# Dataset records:
####
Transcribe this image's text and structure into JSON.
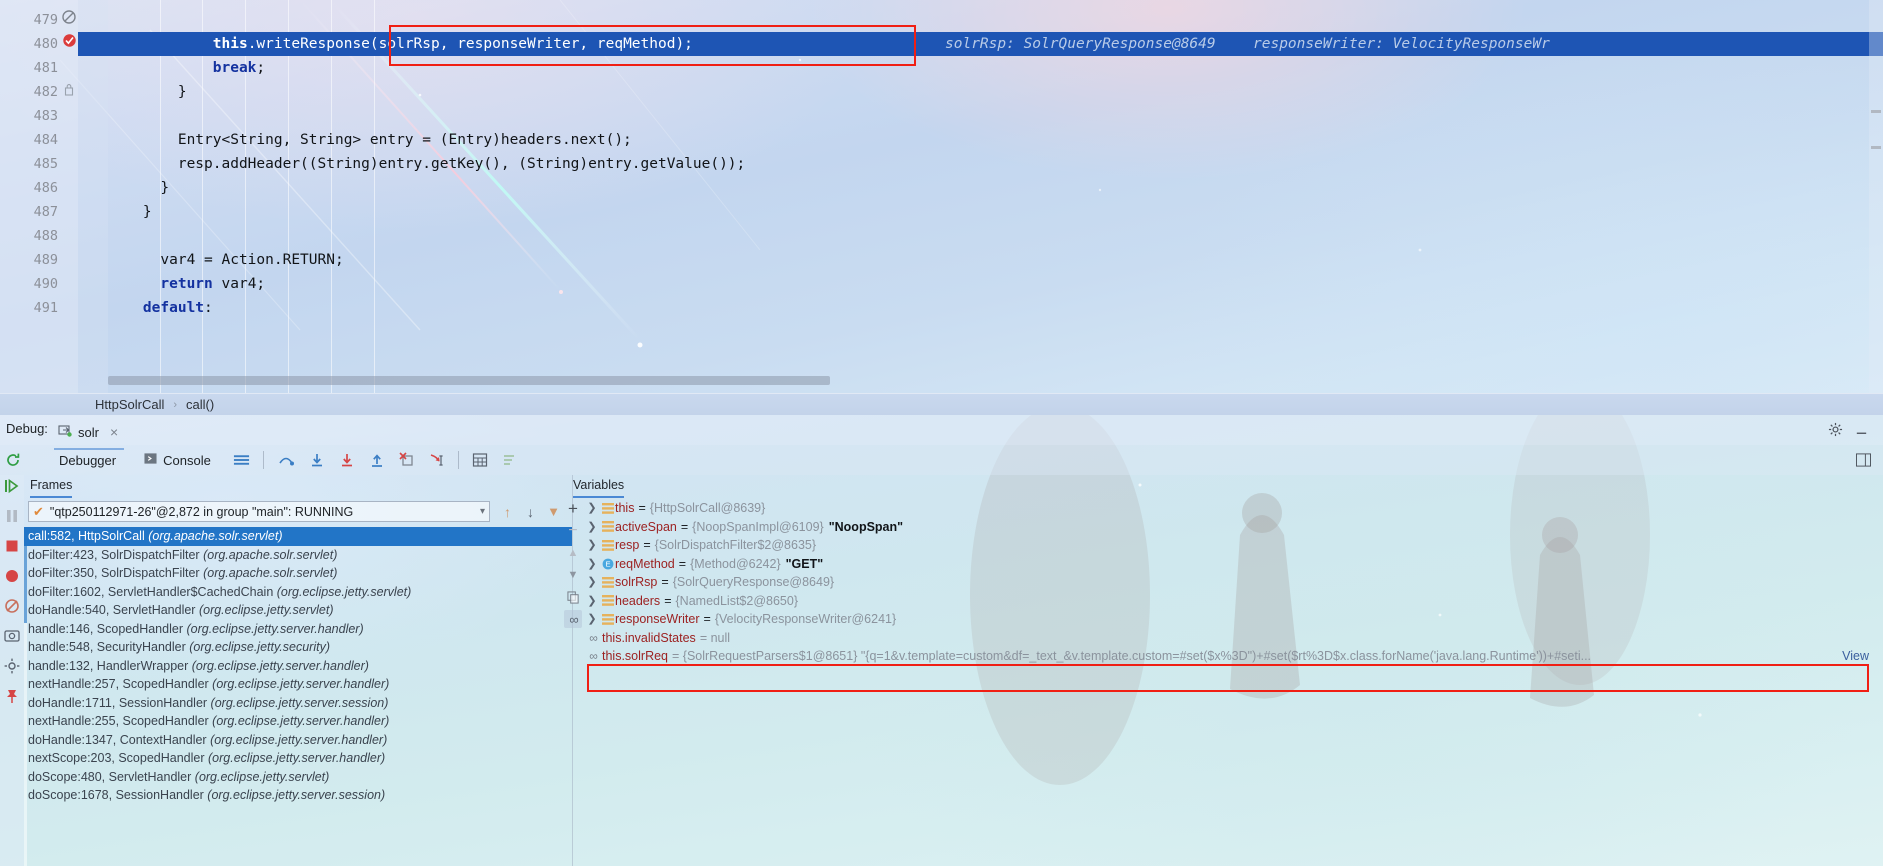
{
  "editor": {
    "lines": [
      {
        "num": "479",
        "text": "",
        "selected": false,
        "gutter_icon": "disabled-breakpoint-icon"
      },
      {
        "num": "480",
        "text": "            this.writeResponse(solrRsp, responseWriter, reqMethod);",
        "selected": true,
        "gutter_icon": "breakpoint-icon",
        "hints": "  solrRsp: SolrQueryResponse@8649   responseWriter: VelocityResponseWr"
      },
      {
        "num": "481",
        "text": "            break;",
        "selected": false,
        "gutter_icon": ""
      },
      {
        "num": "482",
        "text": "        }",
        "selected": false,
        "gutter_icon": "lock-icon"
      },
      {
        "num": "483",
        "text": "",
        "selected": false,
        "gutter_icon": ""
      },
      {
        "num": "484",
        "text": "        Entry<String, String> entry = (Entry)headers.next();",
        "selected": false,
        "gutter_icon": ""
      },
      {
        "num": "485",
        "text": "        resp.addHeader((String)entry.getKey(), (String)entry.getValue());",
        "selected": false,
        "gutter_icon": ""
      },
      {
        "num": "486",
        "text": "      }",
        "selected": false,
        "gutter_icon": ""
      },
      {
        "num": "487",
        "text": "    }",
        "selected": false,
        "gutter_icon": ""
      },
      {
        "num": "488",
        "text": "",
        "selected": false,
        "gutter_icon": ""
      },
      {
        "num": "489",
        "text": "      var4 = Action.RETURN;",
        "selected": false,
        "gutter_icon": ""
      },
      {
        "num": "490",
        "text": "      return var4;",
        "selected": false,
        "gutter_icon": ""
      },
      {
        "num": "491",
        "text": "    default:",
        "selected": false,
        "gutter_icon": ""
      }
    ],
    "selected_line_code": {
      "prefix": "            ",
      "kw": "this",
      "rest": ".writeResponse(solrRsp, responseWriter, reqMethod);",
      "hint1": "solrRsp: SolrQueryResponse@8649",
      "hint2": "responseWriter: VelocityResponseWr"
    },
    "keywords": [
      "break",
      "return",
      "default"
    ]
  },
  "breadcrumb": {
    "items": [
      "HttpSolrCall",
      "call()"
    ],
    "separator": "›"
  },
  "debug": {
    "panel_label": "Debug:",
    "tab_name": "solr",
    "tab_close": "×",
    "toolbar": {
      "rerun_icon": "rerun-icon",
      "debugger_tab": "Debugger",
      "console_tab": "Console",
      "console_icon": "console-icon",
      "layout_icon": "layout-icon",
      "step_over_icon": "step-over-icon",
      "step_into_icon": "step-into-icon",
      "force_step_into_icon": "force-step-into-icon",
      "step_out_icon": "step-out-icon",
      "drop_frame_icon": "drop-frame-icon",
      "run_to_cursor_icon": "run-to-cursor-icon",
      "evaluate_icon": "evaluate-expression-icon",
      "mute_breakpoints_icon": "mute-breakpoints-icon"
    },
    "settings_icon": "gear-icon",
    "minimize_icon": "minimize-icon",
    "hide_icon": "hide-icon"
  },
  "frames": {
    "tab_label": "Frames",
    "thread": "\"qtp250112971-26\"@2,872 in group \"main\": RUNNING",
    "thread_check": "✔",
    "dropdown_icon": "chevron-down-icon",
    "items": [
      {
        "method": "call:582, HttpSolrCall",
        "pkg": "(org.apache.solr.servlet)",
        "active": true
      },
      {
        "method": "doFilter:423, SolrDispatchFilter",
        "pkg": "(org.apache.solr.servlet)",
        "active": false
      },
      {
        "method": "doFilter:350, SolrDispatchFilter",
        "pkg": "(org.apache.solr.servlet)",
        "active": false
      },
      {
        "method": "doFilter:1602, ServletHandler$CachedChain",
        "pkg": "(org.eclipse.jetty.servlet)",
        "active": false
      },
      {
        "method": "doHandle:540, ServletHandler",
        "pkg": "(org.eclipse.jetty.servlet)",
        "active": false
      },
      {
        "method": "handle:146, ScopedHandler",
        "pkg": "(org.eclipse.jetty.server.handler)",
        "active": false
      },
      {
        "method": "handle:548, SecurityHandler",
        "pkg": "(org.eclipse.jetty.security)",
        "active": false
      },
      {
        "method": "handle:132, HandlerWrapper",
        "pkg": "(org.eclipse.jetty.server.handler)",
        "active": false
      },
      {
        "method": "nextHandle:257, ScopedHandler",
        "pkg": "(org.eclipse.jetty.server.handler)",
        "active": false
      },
      {
        "method": "doHandle:1711, SessionHandler",
        "pkg": "(org.eclipse.jetty.server.session)",
        "active": false
      },
      {
        "method": "nextHandle:255, ScopedHandler",
        "pkg": "(org.eclipse.jetty.server.handler)",
        "active": false
      },
      {
        "method": "doHandle:1347, ContextHandler",
        "pkg": "(org.eclipse.jetty.server.handler)",
        "active": false
      },
      {
        "method": "nextScope:203, ScopedHandler",
        "pkg": "(org.eclipse.jetty.server.handler)",
        "active": false
      },
      {
        "method": "doScope:480, ServletHandler",
        "pkg": "(org.eclipse.jetty.servlet)",
        "active": false
      },
      {
        "method": "doScope:1678, SessionHandler",
        "pkg": "(org.eclipse.jetty.server.session)",
        "active": false
      }
    ]
  },
  "variables": {
    "tab_label": "Variables",
    "add_icon": "+",
    "remove_icon": "−",
    "up_icon": "▲",
    "down_icon": "▼",
    "copy_icon": "copy-icon",
    "watch_icon": "watch-icon",
    "rows": [
      {
        "kind": "field",
        "icon": "field-icon",
        "name": "this",
        "value": "{HttpSolrCall@8639}",
        "string": "",
        "expandable": true
      },
      {
        "kind": "field",
        "icon": "field-icon",
        "name": "activeSpan",
        "value": "{NoopSpanImpl@6109}",
        "string": "\"NoopSpan\"",
        "expandable": true
      },
      {
        "kind": "field",
        "icon": "field-icon",
        "name": "resp",
        "value": "{SolrDispatchFilter$2@8635}",
        "string": "",
        "expandable": true
      },
      {
        "kind": "enum",
        "icon": "enum-icon",
        "name": "reqMethod",
        "value": "{Method@6242}",
        "string": "\"GET\"",
        "expandable": true
      },
      {
        "kind": "field",
        "icon": "field-icon",
        "name": "solrRsp",
        "value": "{SolrQueryResponse@8649}",
        "string": "",
        "expandable": true
      },
      {
        "kind": "field",
        "icon": "field-icon",
        "name": "headers",
        "value": "{NamedList$2@8650}",
        "string": "",
        "expandable": true
      },
      {
        "kind": "field",
        "icon": "field-icon",
        "name": "responseWriter",
        "value": "{VelocityResponseWriter@6241}",
        "string": "",
        "expandable": true
      }
    ],
    "watches": [
      {
        "icon": "watch-icon",
        "name": "this.invalidStates",
        "value": "= null",
        "highlighted": false,
        "expandable": false
      },
      {
        "icon": "watch-icon",
        "name": "this.solrReq",
        "value": "= {SolrRequestParsers$1@8651} \"{q=1&v.template=custom&df=_text_&v.template.custom=#set($x%3D\")+#set($rt%3D$x.class.forName('java.lang.Runtime'))+#seti...",
        "highlighted": true,
        "expandable": true,
        "view_link": "View"
      }
    ]
  },
  "colors": {
    "selection_blue": "#1e55b4",
    "frame_active_blue": "#2275c7",
    "highlight_red": "#f01f14",
    "keyword_blue": "#1432a0",
    "var_name_red": "#9c2222",
    "ref_grey": "#8b939d"
  }
}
####
# Stated exercise:
Return all lines containing "HttpSolrCall".

# Answer:
      "HttpSolrCall",
        "method": "call:582, HttpSolrCall",
        "value": "{HttpSolrCall@8639}",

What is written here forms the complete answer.